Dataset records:
○ ○ ○ ○ ○ ○ ○

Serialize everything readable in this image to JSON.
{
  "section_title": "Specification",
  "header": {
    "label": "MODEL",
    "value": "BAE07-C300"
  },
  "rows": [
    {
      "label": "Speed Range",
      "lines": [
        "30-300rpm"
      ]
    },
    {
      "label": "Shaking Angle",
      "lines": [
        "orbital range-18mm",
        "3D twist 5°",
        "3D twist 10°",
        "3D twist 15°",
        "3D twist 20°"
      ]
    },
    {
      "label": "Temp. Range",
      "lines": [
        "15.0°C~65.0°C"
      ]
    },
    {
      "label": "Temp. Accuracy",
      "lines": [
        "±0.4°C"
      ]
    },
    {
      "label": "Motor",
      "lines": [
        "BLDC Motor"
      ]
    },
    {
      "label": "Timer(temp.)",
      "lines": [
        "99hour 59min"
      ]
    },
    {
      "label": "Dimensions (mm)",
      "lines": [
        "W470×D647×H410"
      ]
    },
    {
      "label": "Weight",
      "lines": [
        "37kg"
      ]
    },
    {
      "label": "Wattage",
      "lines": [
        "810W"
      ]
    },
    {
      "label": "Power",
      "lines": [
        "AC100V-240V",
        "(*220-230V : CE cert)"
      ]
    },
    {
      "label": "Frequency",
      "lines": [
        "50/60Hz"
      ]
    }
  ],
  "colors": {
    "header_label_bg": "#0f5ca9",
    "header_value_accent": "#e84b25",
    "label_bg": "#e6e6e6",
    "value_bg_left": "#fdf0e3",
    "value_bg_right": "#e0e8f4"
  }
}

○ ○ ○ ○ ○ ○ ○

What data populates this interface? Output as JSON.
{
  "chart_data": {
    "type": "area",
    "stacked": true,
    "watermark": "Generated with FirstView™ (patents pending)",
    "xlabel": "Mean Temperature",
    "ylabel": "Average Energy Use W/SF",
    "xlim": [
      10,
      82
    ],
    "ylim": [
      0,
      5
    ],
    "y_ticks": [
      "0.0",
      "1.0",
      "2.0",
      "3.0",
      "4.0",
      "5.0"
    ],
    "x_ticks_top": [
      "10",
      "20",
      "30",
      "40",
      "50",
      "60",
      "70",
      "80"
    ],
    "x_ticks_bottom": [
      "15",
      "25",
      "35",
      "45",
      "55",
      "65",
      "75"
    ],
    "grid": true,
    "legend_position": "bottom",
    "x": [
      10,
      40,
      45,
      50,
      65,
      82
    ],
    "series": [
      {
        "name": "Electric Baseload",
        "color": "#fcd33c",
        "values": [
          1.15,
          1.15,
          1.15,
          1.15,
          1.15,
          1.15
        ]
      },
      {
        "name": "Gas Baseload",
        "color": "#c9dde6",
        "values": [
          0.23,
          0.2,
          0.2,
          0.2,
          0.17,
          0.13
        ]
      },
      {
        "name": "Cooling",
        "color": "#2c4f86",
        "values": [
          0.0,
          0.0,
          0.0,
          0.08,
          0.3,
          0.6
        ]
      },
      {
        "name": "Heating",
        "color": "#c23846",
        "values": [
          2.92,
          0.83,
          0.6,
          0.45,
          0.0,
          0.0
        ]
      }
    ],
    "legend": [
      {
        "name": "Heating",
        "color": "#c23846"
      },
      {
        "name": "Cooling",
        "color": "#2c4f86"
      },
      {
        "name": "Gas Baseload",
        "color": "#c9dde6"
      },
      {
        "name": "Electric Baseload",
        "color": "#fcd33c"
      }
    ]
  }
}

○ ○ ○ ○ ○ ○ ○

WHAT YOU ARE ASKED TO DO: How many lines of the listing above include the word "this"? Reply with the number alone.

EXERCISE RESPONSE: 2